=== Entries shown ===

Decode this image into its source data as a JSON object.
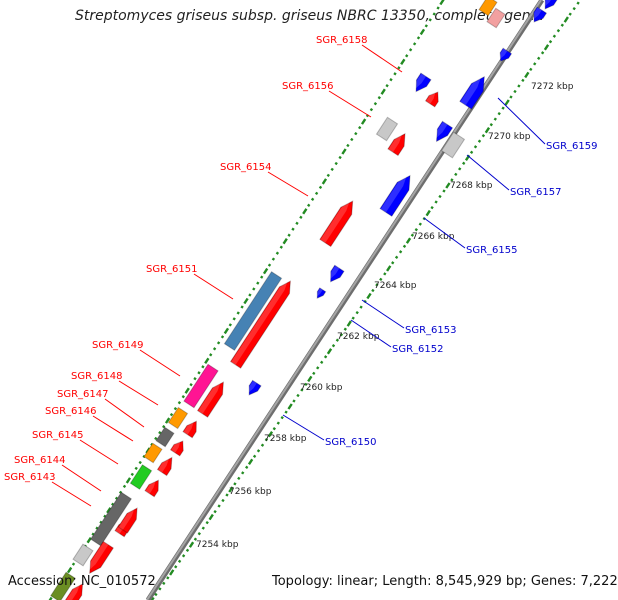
{
  "title": "Streptomyces griseus subsp. griseus NBRC 13350, complete gen...",
  "footer": {
    "accession": "Accession: NC_010572",
    "topology": "Topology: linear; Length: 8,545,929 bp; Genes: 7,222"
  },
  "ticks": [
    "7254 kbp",
    "7256 kbp",
    "7258 kbp",
    "7260 kbp",
    "7262 kbp",
    "7264 kbp",
    "7266 kbp",
    "7268 kbp",
    "7270 kbp",
    "7272 kbp"
  ],
  "genes_reverse": [
    {
      "label": "SGR_6158",
      "color": "#ff0000"
    },
    {
      "label": "SGR_6156",
      "color": "#ff0000"
    },
    {
      "label": "SGR_6154",
      "color": "#ff0000"
    },
    {
      "label": "SGR_6151",
      "color": "#ff0000"
    },
    {
      "label": "SGR_6149",
      "color": "#ff0000"
    },
    {
      "label": "SGR_6148",
      "color": "#ff0000"
    },
    {
      "label": "SGR_6147",
      "color": "#ff0000"
    },
    {
      "label": "SGR_6146",
      "color": "#ff0000"
    },
    {
      "label": "SGR_6145",
      "color": "#ff0000"
    },
    {
      "label": "SGR_6144",
      "color": "#ff0000"
    },
    {
      "label": "SGR_6143",
      "color": "#ff0000"
    }
  ],
  "genes_forward": [
    {
      "label": "SGR_6159",
      "color": "#0000cc"
    },
    {
      "label": "SGR_6157",
      "color": "#0000cc"
    },
    {
      "label": "SGR_6155",
      "color": "#0000cc"
    },
    {
      "label": "SGR_6153",
      "color": "#0000cc"
    },
    {
      "label": "SGR_6152",
      "color": "#0000cc"
    },
    {
      "label": "SGR_6150",
      "color": "#0000cc"
    }
  ],
  "colors": {
    "reverse_gene": "#ff0000",
    "forward_gene": "#0000ff",
    "tick": "#228b22",
    "axis": "#888888",
    "feature_steelblue": "#4682b4",
    "feature_magenta": "#ff1493",
    "feature_orange": "#ff9900",
    "feature_gray": "#666666",
    "feature_green": "#22cc22",
    "feature_lightgray": "#c8c8c8"
  }
}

===

#### Your assignment:
Repeat all of the data above word for word, minus the pictures.

#### Reply to the task:
Decode this image into its source data as a JSON object.
{
  "title": "Streptomyces griseus subsp. griseus NBRC 13350, complete gen...",
  "footer": {
    "accession": "Accession: NC_010572",
    "topology": "Topology: linear; Length: 8,545,929 bp; Genes: 7,222"
  },
  "ticks": [
    "7254 kbp",
    "7256 kbp",
    "7258 kbp",
    "7260 kbp",
    "7262 kbp",
    "7264 kbp",
    "7266 kbp",
    "7268 kbp",
    "7270 kbp",
    "7272 kbp"
  ],
  "genes_reverse": [
    {
      "label": "SGR_6158",
      "color": "#ff0000"
    },
    {
      "label": "SGR_6156",
      "color": "#ff0000"
    },
    {
      "label": "SGR_6154",
      "color": "#ff0000"
    },
    {
      "label": "SGR_6151",
      "color": "#ff0000"
    },
    {
      "label": "SGR_6149",
      "color": "#ff0000"
    },
    {
      "label": "SGR_6148",
      "color": "#ff0000"
    },
    {
      "label": "SGR_6147",
      "color": "#ff0000"
    },
    {
      "label": "SGR_6146",
      "color": "#ff0000"
    },
    {
      "label": "SGR_6145",
      "color": "#ff0000"
    },
    {
      "label": "SGR_6144",
      "color": "#ff0000"
    },
    {
      "label": "SGR_6143",
      "color": "#ff0000"
    }
  ],
  "genes_forward": [
    {
      "label": "SGR_6159",
      "color": "#0000cc"
    },
    {
      "label": "SGR_6157",
      "color": "#0000cc"
    },
    {
      "label": "SGR_6155",
      "color": "#0000cc"
    },
    {
      "label": "SGR_6153",
      "color": "#0000cc"
    },
    {
      "label": "SGR_6152",
      "color": "#0000cc"
    },
    {
      "label": "SGR_6150",
      "color": "#0000cc"
    }
  ],
  "colors": {
    "reverse_gene": "#ff0000",
    "forward_gene": "#0000ff",
    "tick": "#228b22",
    "axis": "#888888",
    "feature_steelblue": "#4682b4",
    "feature_magenta": "#ff1493",
    "feature_orange": "#ff9900",
    "feature_gray": "#666666",
    "feature_green": "#22cc22",
    "feature_lightgray": "#c8c8c8"
  }
}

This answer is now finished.